::: MATERIAL FOR THIS TASK :::

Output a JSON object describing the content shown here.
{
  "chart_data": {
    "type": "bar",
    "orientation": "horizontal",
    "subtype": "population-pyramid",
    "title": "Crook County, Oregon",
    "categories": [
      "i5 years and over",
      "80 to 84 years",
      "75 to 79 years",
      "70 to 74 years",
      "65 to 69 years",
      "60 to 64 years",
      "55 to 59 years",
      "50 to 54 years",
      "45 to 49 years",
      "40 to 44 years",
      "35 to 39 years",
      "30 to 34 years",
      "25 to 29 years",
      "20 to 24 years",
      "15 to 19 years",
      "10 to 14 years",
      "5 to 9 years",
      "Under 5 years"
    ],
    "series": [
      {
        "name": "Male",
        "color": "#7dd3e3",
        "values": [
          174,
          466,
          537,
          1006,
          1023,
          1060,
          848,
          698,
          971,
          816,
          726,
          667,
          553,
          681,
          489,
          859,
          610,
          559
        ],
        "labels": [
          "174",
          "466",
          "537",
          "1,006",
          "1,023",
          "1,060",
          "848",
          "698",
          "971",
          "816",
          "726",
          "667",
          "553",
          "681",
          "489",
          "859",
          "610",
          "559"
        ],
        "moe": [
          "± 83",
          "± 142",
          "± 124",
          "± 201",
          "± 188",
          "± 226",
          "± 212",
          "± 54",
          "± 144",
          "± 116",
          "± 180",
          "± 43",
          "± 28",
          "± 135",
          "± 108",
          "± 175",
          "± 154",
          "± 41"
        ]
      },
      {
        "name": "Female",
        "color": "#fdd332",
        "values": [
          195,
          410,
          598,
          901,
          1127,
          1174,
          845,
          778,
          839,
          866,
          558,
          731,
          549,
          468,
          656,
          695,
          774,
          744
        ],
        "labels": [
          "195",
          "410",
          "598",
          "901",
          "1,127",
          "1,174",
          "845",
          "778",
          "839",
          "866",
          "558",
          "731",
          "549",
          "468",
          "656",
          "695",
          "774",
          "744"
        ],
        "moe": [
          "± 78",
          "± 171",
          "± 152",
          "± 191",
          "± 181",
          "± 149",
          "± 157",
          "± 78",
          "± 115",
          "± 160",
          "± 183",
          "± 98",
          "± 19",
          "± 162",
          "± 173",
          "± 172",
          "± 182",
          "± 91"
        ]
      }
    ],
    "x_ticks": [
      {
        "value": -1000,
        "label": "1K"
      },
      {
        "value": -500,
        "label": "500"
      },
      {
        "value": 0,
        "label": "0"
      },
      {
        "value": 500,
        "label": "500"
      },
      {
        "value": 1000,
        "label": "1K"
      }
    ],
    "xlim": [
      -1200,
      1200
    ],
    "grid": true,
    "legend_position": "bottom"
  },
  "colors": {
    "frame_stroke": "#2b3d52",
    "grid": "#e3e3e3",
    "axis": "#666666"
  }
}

:::

__THE REQUEST__: Each record should come back exactly as written.

__IN RESPONSE__:
Output a JSON object describing the content shown here.
{
  "chart_data": {
    "type": "bar",
    "orientation": "horizontal",
    "subtype": "population-pyramid",
    "title": "Crook County, Oregon",
    "categories": [
      "i5 years and over",
      "80 to 84 years",
      "75 to 79 years",
      "70 to 74 years",
      "65 to 69 years",
      "60 to 64 years",
      "55 to 59 years",
      "50 to 54 years",
      "45 to 49 years",
      "40 to 44 years",
      "35 to 39 years",
      "30 to 34 years",
      "25 to 29 years",
      "20 to 24 years",
      "15 to 19 years",
      "10 to 14 years",
      "5 to 9 years",
      "Under 5 years"
    ],
    "series": [
      {
        "name": "Male",
        "color": "#7dd3e3",
        "values": [
          174,
          466,
          537,
          1006,
          1023,
          1060,
          848,
          698,
          971,
          816,
          726,
          667,
          553,
          681,
          489,
          859,
          610,
          559
        ],
        "labels": [
          "174",
          "466",
          "537",
          "1,006",
          "1,023",
          "1,060",
          "848",
          "698",
          "971",
          "816",
          "726",
          "667",
          "553",
          "681",
          "489",
          "859",
          "610",
          "559"
        ],
        "moe": [
          "± 83",
          "± 142",
          "± 124",
          "± 201",
          "± 188",
          "± 226",
          "± 212",
          "± 54",
          "± 144",
          "± 116",
          "± 180",
          "± 43",
          "± 28",
          "± 135",
          "± 108",
          "± 175",
          "± 154",
          "± 41"
        ]
      },
      {
        "name": "Female",
        "color": "#fdd332",
        "values": [
          195,
          410,
          598,
          901,
          1127,
          1174,
          845,
          778,
          839,
          866,
          558,
          731,
          549,
          468,
          656,
          695,
          774,
          744
        ],
        "labels": [
          "195",
          "410",
          "598",
          "901",
          "1,127",
          "1,174",
          "845",
          "778",
          "839",
          "866",
          "558",
          "731",
          "549",
          "468",
          "656",
          "695",
          "774",
          "744"
        ],
        "moe": [
          "± 78",
          "± 171",
          "± 152",
          "± 191",
          "± 181",
          "± 149",
          "± 157",
          "± 78",
          "± 115",
          "± 160",
          "± 183",
          "± 98",
          "± 19",
          "± 162",
          "± 173",
          "± 172",
          "± 182",
          "± 91"
        ]
      }
    ],
    "x_ticks": [
      {
        "value": -1000,
        "label": "1K"
      },
      {
        "value": -500,
        "label": "500"
      },
      {
        "value": 0,
        "label": "0"
      },
      {
        "value": 500,
        "label": "500"
      },
      {
        "value": 1000,
        "label": "1K"
      }
    ],
    "xlim": [
      -1200,
      1200
    ],
    "grid": true,
    "legend_position": "bottom"
  },
  "colors": {
    "frame_stroke": "#2b3d52",
    "grid": "#e3e3e3",
    "axis": "#666666"
  }
}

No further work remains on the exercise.